Collect every line in the records below that contains the word "транспортных".
— Begin —
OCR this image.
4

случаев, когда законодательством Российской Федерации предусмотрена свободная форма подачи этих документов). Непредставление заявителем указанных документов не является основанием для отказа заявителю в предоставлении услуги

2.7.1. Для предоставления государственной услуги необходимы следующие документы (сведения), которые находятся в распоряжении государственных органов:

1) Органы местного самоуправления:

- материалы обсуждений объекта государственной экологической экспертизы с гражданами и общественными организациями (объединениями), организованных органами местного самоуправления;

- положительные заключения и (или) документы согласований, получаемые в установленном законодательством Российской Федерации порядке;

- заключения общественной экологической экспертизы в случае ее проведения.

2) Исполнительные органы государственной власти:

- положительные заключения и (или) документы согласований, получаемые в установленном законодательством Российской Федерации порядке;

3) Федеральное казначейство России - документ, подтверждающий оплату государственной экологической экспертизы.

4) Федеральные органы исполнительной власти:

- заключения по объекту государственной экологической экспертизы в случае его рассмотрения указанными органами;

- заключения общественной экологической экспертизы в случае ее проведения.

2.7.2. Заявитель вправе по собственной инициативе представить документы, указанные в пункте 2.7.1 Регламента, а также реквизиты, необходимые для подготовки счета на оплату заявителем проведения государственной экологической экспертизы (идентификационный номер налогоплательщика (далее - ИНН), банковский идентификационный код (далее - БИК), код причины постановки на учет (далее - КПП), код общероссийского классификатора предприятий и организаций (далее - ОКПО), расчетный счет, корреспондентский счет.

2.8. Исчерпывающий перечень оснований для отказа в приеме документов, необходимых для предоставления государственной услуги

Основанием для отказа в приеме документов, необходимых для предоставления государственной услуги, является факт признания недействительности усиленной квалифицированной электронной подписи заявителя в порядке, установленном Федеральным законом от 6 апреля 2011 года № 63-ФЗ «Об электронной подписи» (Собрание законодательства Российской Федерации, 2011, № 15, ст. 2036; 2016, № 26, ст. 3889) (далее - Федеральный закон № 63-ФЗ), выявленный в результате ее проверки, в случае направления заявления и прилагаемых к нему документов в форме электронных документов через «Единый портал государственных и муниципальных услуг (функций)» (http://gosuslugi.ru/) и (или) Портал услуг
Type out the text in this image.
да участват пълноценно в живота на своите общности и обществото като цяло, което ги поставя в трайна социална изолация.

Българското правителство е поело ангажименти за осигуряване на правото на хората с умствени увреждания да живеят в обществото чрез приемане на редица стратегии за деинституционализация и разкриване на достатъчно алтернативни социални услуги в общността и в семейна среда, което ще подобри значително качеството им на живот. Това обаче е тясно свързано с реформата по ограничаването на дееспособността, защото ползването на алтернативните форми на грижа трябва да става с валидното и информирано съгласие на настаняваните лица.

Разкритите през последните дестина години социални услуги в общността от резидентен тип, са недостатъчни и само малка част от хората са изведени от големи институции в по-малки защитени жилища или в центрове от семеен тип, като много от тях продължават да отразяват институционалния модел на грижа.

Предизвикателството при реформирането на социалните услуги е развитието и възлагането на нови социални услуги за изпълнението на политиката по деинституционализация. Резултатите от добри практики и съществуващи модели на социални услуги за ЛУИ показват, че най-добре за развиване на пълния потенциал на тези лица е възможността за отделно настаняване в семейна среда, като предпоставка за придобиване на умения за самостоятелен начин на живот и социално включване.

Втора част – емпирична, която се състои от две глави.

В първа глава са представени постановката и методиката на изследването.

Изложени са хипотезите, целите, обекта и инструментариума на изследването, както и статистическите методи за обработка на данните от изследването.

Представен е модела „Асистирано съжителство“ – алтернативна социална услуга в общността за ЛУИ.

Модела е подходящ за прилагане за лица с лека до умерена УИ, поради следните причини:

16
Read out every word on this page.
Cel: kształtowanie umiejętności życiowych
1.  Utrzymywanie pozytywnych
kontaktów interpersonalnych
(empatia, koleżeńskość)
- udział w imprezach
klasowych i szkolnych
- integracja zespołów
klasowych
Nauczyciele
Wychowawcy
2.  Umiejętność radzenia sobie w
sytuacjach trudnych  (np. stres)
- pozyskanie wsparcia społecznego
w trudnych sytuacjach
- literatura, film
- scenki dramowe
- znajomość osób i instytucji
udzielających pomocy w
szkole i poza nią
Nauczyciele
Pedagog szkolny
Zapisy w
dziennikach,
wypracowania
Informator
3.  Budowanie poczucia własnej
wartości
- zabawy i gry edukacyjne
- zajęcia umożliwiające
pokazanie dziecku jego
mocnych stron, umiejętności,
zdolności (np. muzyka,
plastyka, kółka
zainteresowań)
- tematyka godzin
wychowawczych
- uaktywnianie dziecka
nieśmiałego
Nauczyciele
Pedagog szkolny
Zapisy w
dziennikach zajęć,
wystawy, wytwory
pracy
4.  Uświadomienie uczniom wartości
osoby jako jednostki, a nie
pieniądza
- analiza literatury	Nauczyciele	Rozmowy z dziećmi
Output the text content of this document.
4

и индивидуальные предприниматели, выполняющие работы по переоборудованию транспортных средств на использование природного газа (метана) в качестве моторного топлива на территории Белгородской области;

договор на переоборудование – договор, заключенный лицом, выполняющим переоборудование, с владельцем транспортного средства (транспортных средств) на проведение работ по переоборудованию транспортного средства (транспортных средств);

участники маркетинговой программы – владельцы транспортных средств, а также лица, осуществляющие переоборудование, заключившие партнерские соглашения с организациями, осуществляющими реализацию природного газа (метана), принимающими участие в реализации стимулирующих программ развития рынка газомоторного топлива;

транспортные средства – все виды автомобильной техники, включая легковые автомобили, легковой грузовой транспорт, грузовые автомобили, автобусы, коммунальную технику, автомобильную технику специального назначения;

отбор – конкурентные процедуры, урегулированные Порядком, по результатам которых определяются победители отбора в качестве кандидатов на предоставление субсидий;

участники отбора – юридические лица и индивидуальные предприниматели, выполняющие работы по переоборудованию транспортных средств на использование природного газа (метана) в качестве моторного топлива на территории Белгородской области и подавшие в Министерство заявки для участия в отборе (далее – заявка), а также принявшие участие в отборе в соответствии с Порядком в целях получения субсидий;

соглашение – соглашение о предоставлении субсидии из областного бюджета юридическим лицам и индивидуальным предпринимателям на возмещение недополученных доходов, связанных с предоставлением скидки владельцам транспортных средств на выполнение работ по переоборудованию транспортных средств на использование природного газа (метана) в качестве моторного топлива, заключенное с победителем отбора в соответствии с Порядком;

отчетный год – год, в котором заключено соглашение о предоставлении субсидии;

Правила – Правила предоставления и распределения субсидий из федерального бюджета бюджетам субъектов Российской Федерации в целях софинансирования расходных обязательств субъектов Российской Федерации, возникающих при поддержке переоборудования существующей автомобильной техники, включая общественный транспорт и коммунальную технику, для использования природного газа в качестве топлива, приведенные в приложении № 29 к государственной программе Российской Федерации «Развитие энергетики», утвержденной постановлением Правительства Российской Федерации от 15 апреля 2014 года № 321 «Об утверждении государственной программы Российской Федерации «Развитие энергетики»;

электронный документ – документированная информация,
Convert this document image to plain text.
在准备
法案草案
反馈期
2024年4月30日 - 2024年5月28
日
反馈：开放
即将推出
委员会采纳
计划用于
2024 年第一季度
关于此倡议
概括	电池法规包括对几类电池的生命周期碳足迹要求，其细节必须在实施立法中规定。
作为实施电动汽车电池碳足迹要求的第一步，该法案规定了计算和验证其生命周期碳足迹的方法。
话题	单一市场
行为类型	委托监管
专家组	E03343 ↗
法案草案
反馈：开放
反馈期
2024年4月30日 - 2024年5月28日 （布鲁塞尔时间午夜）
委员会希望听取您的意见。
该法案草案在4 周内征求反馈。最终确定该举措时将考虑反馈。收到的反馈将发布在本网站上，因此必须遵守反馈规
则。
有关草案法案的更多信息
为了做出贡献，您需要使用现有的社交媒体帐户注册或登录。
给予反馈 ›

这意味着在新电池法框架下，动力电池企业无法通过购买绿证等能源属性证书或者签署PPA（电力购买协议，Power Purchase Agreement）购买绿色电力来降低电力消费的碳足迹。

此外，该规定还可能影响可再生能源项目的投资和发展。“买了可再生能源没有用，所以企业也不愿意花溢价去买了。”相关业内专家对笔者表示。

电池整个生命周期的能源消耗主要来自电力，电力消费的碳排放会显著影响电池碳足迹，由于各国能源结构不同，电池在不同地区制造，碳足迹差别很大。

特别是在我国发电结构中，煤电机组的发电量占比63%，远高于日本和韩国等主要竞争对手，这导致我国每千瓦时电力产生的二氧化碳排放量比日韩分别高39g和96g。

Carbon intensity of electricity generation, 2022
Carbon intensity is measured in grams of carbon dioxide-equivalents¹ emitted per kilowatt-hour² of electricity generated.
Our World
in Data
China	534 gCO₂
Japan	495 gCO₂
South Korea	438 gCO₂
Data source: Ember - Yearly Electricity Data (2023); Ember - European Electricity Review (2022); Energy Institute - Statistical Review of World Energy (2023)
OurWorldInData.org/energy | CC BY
— End —
Solution to the problem ::
и индивидуальные предприниматели, выполняющие работы по переоборудованию транспортных средств на использование природного газа (метана) в качестве моторного топлива на территории Белгородской области;
договор на переоборудование – договор, заключенный лицом, выполняющим переоборудование, с владельцем транспортного средства (транспортных средств) на проведение работ по переоборудованию транспортного средства (транспортных средств);
участники маркетинговой программы – владельцы транспортных средств, а также лица, осуществляющие переоборудование, заключившие партнерские соглашения с организациями, осуществляющими реализацию природного газа (метана), принимающими участие в реализации стимулирующих программ развития рынка газомоторного топлива;
участники отбора – юридические лица и индивидуальные предприниматели, выполняющие работы по переоборудованию транспортных средств на использование природного газа (метана) в качестве моторного топлива на территории Белгородской области и подавшие в Министерство заявки для участия в отборе (далее – заявка), а также принявшие участие в отборе в соответствии с Порядком в целях получения субсидий;
соглашение – соглашение о предоставлении субсидии из областного бюджета юридическим лицам и индивидуальным предпринимателям на возмещение недополученных доходов, связанных с предоставлением скидки владельцам транспортных средств на выполнение работ по переоборудованию транспортных средств на использование природного газа (метана) в качестве моторного топлива, заключенное с победителем отбора в соответствии с Порядком;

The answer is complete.